[BLOC DE TEXTE]
___

19 Avr

« En nous beaucoup d’hommes respirent », roman biographique de Marie-Aude Murail

En nous beaucoup d’hommes respirent de Marie-Aude Murail est paru aux éditions l’Iconoclaste, en 2018. Avec cette biographie, conçue comme un roman, Marie-Aude Murail évoque comment une petite fille rêveuse est devenue une des grandes autrices de la littérature pour l’enfance.

J’oublie mes romans à peine les ai-je écrits.
J’ai même tendance ces derniers temps à oublier
que je suis écrivain.
Si l’inspiration est ce qu’en dit Jules Renard,
«
rien d’autre que la joie d’écrire »,
j’ai perdu l’inspiration.                            
Marie-Aude Murail

Voici un livre qui pourrait être une biographie, mais qui sera comme un roman, et pour l’avoir dévoré, je dirai : passionnant comme un roman. À relire le passage ci-dessus, je réalise les sens complexes, que cette ouverture éveille et que le roman va éclairer. À la suite, citant Sartre (Les mots) ou Pagnol (La gloire de mon père) qui vont jusqu’à raconter leurs pensées d’enfant, Marie-Aude Murail ne peut retenir un certain agacement. La vérité, si elle existe, viendra d’Apollinaire qui donnera le titre du livre (Sanglots) :

Or nous savons qu’en nous beaucoup d’hommes respirent
Qui vinrent de très loin et sont un sous nos fronts

Le livre commence le jour où Marie-Aude Murail exhume des archives familiales une boite en bois aux initiales de sa grand-mère : C.B. Cécile Barrois. Comme pour une historienne, les documents de cette boite vont nourrir le récit : photos, correspondances reliées par des nœuds… Avant d’évoquer sa vie, l’autrice n’ignore pas qu’une personne n’est pas une création, mais le rameau terminal d’une lignée. Marie-Aude Murail conte donc sa biographie familiale, la filiation des femmes : de son arrière-grand-mère à sa mère Marie-Thérèse, et son père, Gérard Murail. En ouverture figurera le roman de son grand-père, Raoul Barrois.

___

[EXERCICE COURT 1]
Selon la présentation du livre de Marie-Aude Murail, à qui appartenaient les initiales gravées sur la boîte en bois tirée des archives familiales ?
[EXERCICE COURT 2]
Renvoyez tel quel tout le passage de la présentation du livre de Marie-Aude Murail, depuis « Le livre commence » jusqu'à « grand-père, Raoul Barrois. ».

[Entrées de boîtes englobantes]
___

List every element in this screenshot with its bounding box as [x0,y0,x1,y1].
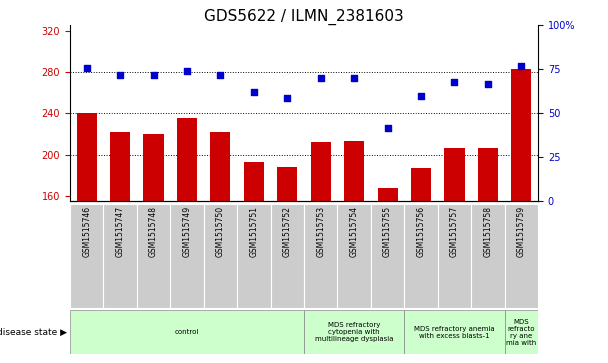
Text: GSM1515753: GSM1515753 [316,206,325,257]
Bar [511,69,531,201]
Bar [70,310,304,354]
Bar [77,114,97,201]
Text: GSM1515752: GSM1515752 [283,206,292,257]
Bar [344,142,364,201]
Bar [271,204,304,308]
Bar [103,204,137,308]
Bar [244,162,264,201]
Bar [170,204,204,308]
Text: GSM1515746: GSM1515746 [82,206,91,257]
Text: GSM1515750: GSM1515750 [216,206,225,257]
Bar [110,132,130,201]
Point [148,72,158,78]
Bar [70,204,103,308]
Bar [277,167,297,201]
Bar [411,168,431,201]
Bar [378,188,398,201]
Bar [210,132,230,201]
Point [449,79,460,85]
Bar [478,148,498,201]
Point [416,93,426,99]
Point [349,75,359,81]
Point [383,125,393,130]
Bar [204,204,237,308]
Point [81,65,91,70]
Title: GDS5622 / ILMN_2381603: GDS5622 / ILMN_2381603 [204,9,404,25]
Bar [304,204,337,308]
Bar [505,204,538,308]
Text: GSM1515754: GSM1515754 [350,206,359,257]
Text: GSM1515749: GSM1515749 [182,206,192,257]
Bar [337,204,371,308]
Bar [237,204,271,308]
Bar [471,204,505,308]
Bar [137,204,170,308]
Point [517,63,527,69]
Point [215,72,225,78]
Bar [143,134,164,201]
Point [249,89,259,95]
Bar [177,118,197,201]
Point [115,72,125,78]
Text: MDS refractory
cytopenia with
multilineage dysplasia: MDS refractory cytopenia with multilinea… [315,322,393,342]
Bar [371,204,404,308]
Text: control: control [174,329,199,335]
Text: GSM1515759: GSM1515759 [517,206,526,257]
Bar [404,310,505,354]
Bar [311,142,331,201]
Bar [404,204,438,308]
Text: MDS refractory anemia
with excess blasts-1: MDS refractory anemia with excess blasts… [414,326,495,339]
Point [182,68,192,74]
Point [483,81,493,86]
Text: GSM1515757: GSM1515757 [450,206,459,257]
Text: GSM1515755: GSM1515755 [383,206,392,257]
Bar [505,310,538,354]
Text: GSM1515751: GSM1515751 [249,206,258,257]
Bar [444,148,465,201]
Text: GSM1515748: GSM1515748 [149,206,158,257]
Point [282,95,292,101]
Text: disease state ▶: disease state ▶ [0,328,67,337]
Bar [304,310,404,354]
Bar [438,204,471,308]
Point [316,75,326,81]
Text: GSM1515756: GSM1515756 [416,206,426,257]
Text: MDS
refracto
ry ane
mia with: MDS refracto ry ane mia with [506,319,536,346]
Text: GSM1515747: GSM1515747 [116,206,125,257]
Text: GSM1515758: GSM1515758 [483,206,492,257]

___

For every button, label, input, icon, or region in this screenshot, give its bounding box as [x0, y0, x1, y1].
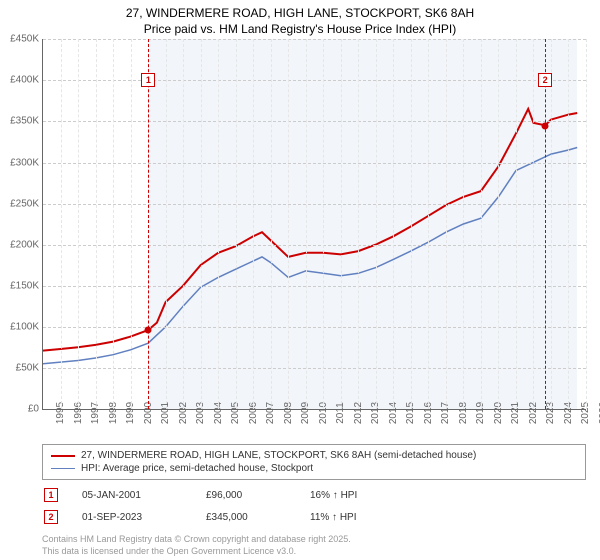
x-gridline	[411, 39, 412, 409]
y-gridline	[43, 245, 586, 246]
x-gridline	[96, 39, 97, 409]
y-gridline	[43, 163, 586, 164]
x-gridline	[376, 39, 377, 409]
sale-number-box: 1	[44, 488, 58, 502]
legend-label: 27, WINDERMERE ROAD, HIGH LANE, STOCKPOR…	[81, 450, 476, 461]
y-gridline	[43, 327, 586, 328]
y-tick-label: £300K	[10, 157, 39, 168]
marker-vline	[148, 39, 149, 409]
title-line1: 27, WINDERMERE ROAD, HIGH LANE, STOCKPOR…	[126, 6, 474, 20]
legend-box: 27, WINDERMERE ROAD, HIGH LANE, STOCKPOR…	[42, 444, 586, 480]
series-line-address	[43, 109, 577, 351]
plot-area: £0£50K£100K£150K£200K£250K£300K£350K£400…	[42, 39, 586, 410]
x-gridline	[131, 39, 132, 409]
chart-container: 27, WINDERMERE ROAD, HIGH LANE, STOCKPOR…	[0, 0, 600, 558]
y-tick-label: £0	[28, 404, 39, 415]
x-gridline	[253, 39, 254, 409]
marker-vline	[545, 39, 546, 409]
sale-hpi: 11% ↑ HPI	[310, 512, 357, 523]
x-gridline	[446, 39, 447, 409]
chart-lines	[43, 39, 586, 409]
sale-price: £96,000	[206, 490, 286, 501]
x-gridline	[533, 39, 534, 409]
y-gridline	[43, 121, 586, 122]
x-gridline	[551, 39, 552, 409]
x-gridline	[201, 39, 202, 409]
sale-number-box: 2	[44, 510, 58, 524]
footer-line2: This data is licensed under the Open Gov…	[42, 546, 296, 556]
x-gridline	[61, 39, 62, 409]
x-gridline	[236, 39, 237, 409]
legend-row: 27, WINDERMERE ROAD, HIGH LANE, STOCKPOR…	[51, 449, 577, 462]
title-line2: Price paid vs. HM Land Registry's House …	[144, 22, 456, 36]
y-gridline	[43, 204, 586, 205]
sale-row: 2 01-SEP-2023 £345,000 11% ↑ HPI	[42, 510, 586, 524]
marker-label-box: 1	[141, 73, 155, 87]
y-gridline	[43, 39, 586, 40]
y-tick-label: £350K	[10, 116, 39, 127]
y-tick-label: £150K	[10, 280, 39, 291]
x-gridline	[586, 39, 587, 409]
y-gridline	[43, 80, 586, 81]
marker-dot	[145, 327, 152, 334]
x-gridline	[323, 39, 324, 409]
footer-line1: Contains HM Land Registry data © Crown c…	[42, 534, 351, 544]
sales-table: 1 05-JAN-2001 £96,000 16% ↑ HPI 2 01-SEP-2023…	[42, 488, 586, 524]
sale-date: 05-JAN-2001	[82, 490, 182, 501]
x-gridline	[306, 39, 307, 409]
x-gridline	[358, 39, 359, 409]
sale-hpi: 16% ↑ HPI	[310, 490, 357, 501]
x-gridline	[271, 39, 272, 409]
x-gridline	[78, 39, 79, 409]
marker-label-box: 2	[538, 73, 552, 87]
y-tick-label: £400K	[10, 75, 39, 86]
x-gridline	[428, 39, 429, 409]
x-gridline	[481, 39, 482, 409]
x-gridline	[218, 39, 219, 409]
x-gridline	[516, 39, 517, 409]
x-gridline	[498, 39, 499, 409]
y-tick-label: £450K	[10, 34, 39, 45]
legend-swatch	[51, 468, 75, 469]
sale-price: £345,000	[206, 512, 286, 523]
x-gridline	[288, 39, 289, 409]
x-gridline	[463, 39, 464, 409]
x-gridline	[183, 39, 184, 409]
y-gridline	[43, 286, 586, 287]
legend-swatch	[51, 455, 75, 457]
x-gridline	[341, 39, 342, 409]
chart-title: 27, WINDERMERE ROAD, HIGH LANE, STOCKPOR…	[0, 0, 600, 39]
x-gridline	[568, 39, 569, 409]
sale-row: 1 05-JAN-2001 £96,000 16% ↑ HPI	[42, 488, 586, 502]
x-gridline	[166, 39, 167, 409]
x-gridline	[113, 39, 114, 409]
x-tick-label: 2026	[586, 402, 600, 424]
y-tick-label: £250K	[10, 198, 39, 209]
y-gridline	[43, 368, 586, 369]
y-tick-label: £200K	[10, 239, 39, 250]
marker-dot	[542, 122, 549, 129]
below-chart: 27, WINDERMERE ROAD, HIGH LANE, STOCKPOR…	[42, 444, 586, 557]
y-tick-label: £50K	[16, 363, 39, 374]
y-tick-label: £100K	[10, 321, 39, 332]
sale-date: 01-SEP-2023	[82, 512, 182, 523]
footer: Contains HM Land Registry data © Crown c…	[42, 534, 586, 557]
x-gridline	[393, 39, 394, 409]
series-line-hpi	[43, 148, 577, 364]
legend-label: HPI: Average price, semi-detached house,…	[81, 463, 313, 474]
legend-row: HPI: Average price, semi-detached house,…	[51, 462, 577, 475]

___

[RÉSULTAT OBTENU 1]
À sa grand-mère, Cécile Barrois (C.B.).

[RÉSULTAT OBTENU 2]
Le livre commence le jour où Marie-Aude Murail exhume des archives familiales une boite en bois aux initiales de sa grand-mère : C.B. Cécile Barrois. Comme pour une historienne, les documents de cette boite vont nourrir le récit : photos, correspondances reliées par des nœuds… Avant d’évoquer sa vie, l’autrice n’ignore pas qu’une personne n’est pas une création, mais le rameau terminal d’une lignée. Marie-Aude Murail conte donc sa biographie familiale, la filiation des femmes : de son arrière-grand-mère à sa mère Marie-Thérèse, et son père, Gérard Murail. En ouverture figurera le roman de son grand-père, Raoul Barrois.